▶ _What to work on_: Answer with the number of lines in the listing below that contain the word "object", and nothing else.
* Start Provided material *
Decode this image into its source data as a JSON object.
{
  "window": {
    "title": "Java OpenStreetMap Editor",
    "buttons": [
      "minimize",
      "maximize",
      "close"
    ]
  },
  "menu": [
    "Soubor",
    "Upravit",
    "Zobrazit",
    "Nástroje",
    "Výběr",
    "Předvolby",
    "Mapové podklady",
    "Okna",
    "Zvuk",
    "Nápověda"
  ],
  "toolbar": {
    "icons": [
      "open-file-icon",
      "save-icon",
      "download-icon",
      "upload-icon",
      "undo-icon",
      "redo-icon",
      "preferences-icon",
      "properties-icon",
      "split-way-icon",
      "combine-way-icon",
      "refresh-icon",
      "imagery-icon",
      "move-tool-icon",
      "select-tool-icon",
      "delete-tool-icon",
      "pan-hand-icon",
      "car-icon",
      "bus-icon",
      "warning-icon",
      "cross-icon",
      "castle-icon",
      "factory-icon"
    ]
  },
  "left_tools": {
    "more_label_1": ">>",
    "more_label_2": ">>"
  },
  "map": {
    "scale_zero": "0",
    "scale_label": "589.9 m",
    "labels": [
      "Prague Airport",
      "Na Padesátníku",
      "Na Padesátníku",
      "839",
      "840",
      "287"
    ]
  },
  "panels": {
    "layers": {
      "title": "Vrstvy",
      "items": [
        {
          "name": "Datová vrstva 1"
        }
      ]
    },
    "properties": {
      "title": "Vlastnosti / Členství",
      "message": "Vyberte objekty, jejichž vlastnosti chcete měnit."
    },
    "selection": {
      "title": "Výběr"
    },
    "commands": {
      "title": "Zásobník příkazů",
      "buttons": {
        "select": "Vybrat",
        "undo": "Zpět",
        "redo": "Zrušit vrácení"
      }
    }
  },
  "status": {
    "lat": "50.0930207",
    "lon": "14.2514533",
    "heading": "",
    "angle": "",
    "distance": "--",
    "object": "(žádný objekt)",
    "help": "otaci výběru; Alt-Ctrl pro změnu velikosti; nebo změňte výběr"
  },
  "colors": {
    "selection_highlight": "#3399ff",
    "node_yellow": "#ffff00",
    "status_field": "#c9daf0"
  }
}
* End Provided material *
▶ _Answer to the task_: 2